[Data entries]
==================================================

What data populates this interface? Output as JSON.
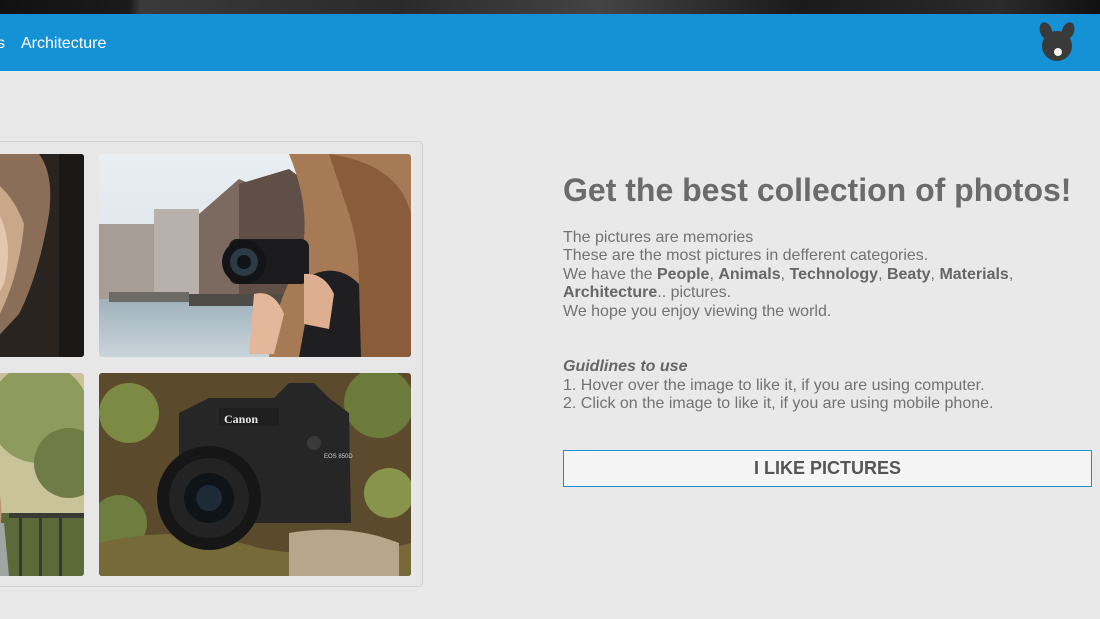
{
  "navbar": {
    "partial_prev_label": "s",
    "architecture_label": "Architecture",
    "brand_color": "#1592d5"
  },
  "logo": {
    "icon": "bear-face-icon"
  },
  "gallery": {
    "photos": [
      {
        "subject": "person-portrait-photo"
      },
      {
        "subject": "woman-with-camera-photo"
      },
      {
        "subject": "person-outdoors-photo"
      },
      {
        "subject": "canon-camera-photo"
      }
    ]
  },
  "main": {
    "headline": "Get the best collection of photos!",
    "line1": "The pictures are memories",
    "line2": "These are the most pictures in defferent categories.",
    "line3_prefix": "We have the ",
    "cat_people": "People",
    "cat_animals": "Animals",
    "cat_technology": "Technology",
    "cat_beaty": "Beaty",
    "cat_materials": "Materials",
    "cat_architecture": "Architecture",
    "sep": ", ",
    "line3_suffix": ".. pictures.",
    "line4": "We hope you enjoy viewing the world.",
    "guide_heading": "Guidlines to use",
    "guide1": "1. Hover over the image to like it, if you are using computer.",
    "guide2": "2. Click on the image to like it, if you are using mobile phone.",
    "button_label": "I LIKE PICTURES",
    "button_border_color": "#1a8fd0"
  },
  "camera_text": {
    "brand": "Canon",
    "model": "EOS 850D"
  }
}
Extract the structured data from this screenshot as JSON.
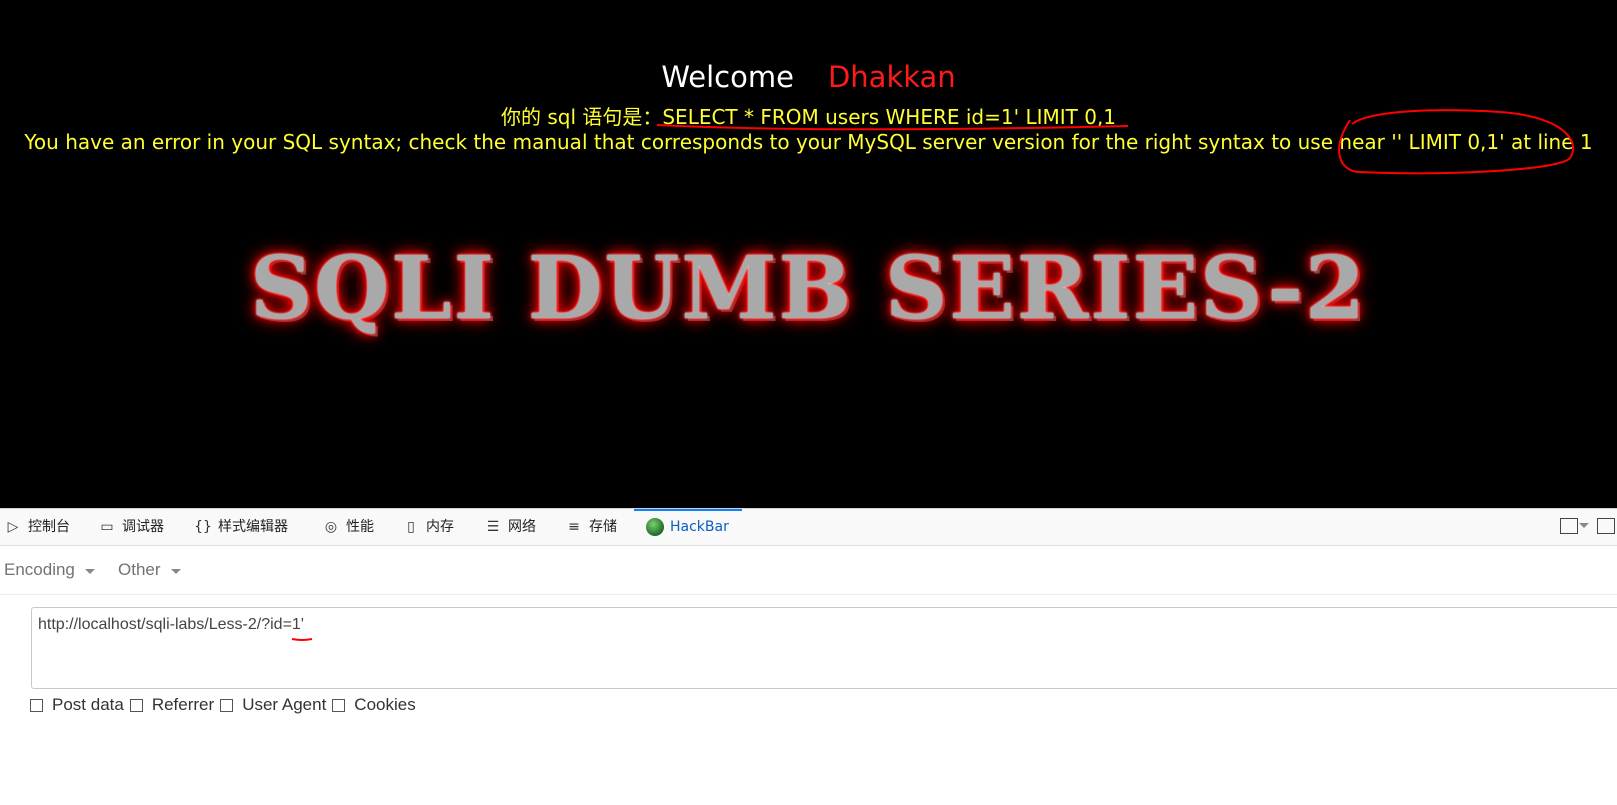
{
  "page": {
    "welcome_label": "Welcome",
    "username": "Dhakkan",
    "sql_prefix": "你的 sql 语句是：",
    "sql_query": "SELECT * FROM users WHERE id=1' LIMIT 0,1",
    "error_message": "You have an error in your SQL syntax; check the manual that corresponds to your MySQL server version for the right syntax to use near '' LIMIT 0,1' at line 1",
    "banner_title": "SQLI DUMB SERIES-2",
    "colors": {
      "background": "#000000",
      "welcome": "#ffffff",
      "username": "#ff1a1a",
      "message": "#ffff33",
      "annotation": "#ff0000"
    }
  },
  "devtools": {
    "tabs": [
      {
        "label": "控制台",
        "icon": "console-icon"
      },
      {
        "label": "调试器",
        "icon": "debugger-icon"
      },
      {
        "label": "样式编辑器",
        "icon": "braces-icon"
      },
      {
        "label": "性能",
        "icon": "performance-icon"
      },
      {
        "label": "内存",
        "icon": "memory-icon"
      },
      {
        "label": "网络",
        "icon": "network-icon"
      },
      {
        "label": "存储",
        "icon": "storage-icon"
      },
      {
        "label": "HackBar",
        "icon": "hackbar-icon",
        "active": true
      }
    ],
    "hackbar": {
      "encoding_label": "Encoding",
      "other_label": "Other",
      "url_prefix": "http://localhost/sqli-labs/Less-2/?id=",
      "url_suffix": "1'",
      "options": [
        "Post data",
        "Referrer",
        "User Agent",
        "Cookies"
      ]
    }
  }
}
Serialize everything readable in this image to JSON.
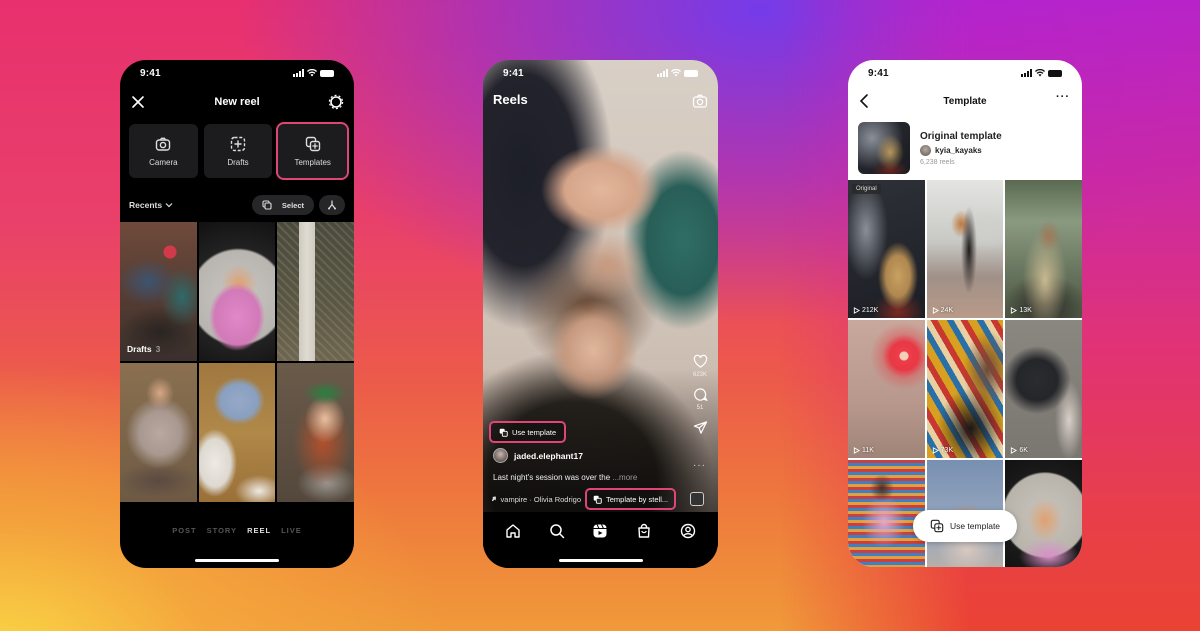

==================================================

(Objective): Set every line down exactly as written, leaving each picture out.

(Response):
What data populates this interface? Output as JSON.
{
  "navbar": {
    "partial_prev_label": "s",
    "architecture_label": "Architecture",
    "brand_color": "#1592d5"
  },
  "logo": {
    "icon": "bear-face-icon"
  },
  "gallery": {
    "photos": [
      {
        "subject": "person-portrait-photo"
      },
      {
        "subject": "woman-with-camera-photo"
      },
      {
        "subject": "person-outdoors-photo"
      },
      {
        "subject": "canon-camera-photo"
      }
    ]
  },
  "main": {
    "headline": "Get the best collection of photos!",
    "line1": "The pictures are memories",
    "line2": "These are the most pictures in defferent categories.",
    "line3_prefix": "We have the ",
    "cat_people": "People",
    "cat_animals": "Animals",
    "cat_technology": "Technology",
    "cat_beaty": "Beaty",
    "cat_materials": "Materials",
    "cat_architecture": "Architecture",
    "sep": ", ",
    "line3_suffix": ".. pictures.",
    "line4": "We hope you enjoy viewing the world.",
    "guide_heading": "Guidlines to use",
    "guide1": "1. Hover over the image to like it, if you are using computer.",
    "guide2": "2. Click on the image to like it, if you are using mobile phone.",
    "button_label": "I LIKE PICTURES",
    "button_border_color": "#1a8fd0"
  },
  "camera_text": {
    "brand": "Canon",
    "model": "EOS 850D"
  }
}
Extract the structured data from this screenshot as JSON.
{
  "page": {
    "welcome_label": "Welcome",
    "username": "Dhakkan",
    "sql_prefix": "你的 sql 语句是：",
    "sql_query": "SELECT * FROM users WHERE id=1' LIMIT 0,1",
    "error_message": "You have an error in your SQL syntax; check the manual that corresponds to your MySQL server version for the right syntax to use near '' LIMIT 0,1' at line 1",
    "banner_title": "SQLI DUMB SERIES-2",
    "colors": {
      "background": "#000000",
      "welcome": "#ffffff",
      "username": "#ff1a1a",
      "message": "#ffff33",
      "annotation": "#ff0000"
    }
  },
  "devtools": {
    "tabs": [
      {
        "label": "控制台",
        "icon": "console-icon"
      },
      {
        "label": "调试器",
        "icon": "debugger-icon"
      },
      {
        "label": "样式编辑器",
        "icon": "braces-icon"
      },
      {
        "label": "性能",
        "icon": "performance-icon"
      },
      {
        "label": "内存",
        "icon": "memory-icon"
      },
      {
        "label": "网络",
        "icon": "network-icon"
      },
      {
        "label": "存储",
        "icon": "storage-icon"
      },
      {
        "label": "HackBar",
        "icon": "hackbar-icon",
        "active": true
      }
    ],
    "hackbar": {
      "encoding_label": "Encoding",
      "other_label": "Other",
      "url_prefix": "http://localhost/sqli-labs/Less-2/?id=",
      "url_suffix": "1'",
      "options": [
        "Post data",
        "Referrer",
        "User Agent",
        "Cookies"
      ]
    }
  }
}
Serialize everything readable in this image to JSON.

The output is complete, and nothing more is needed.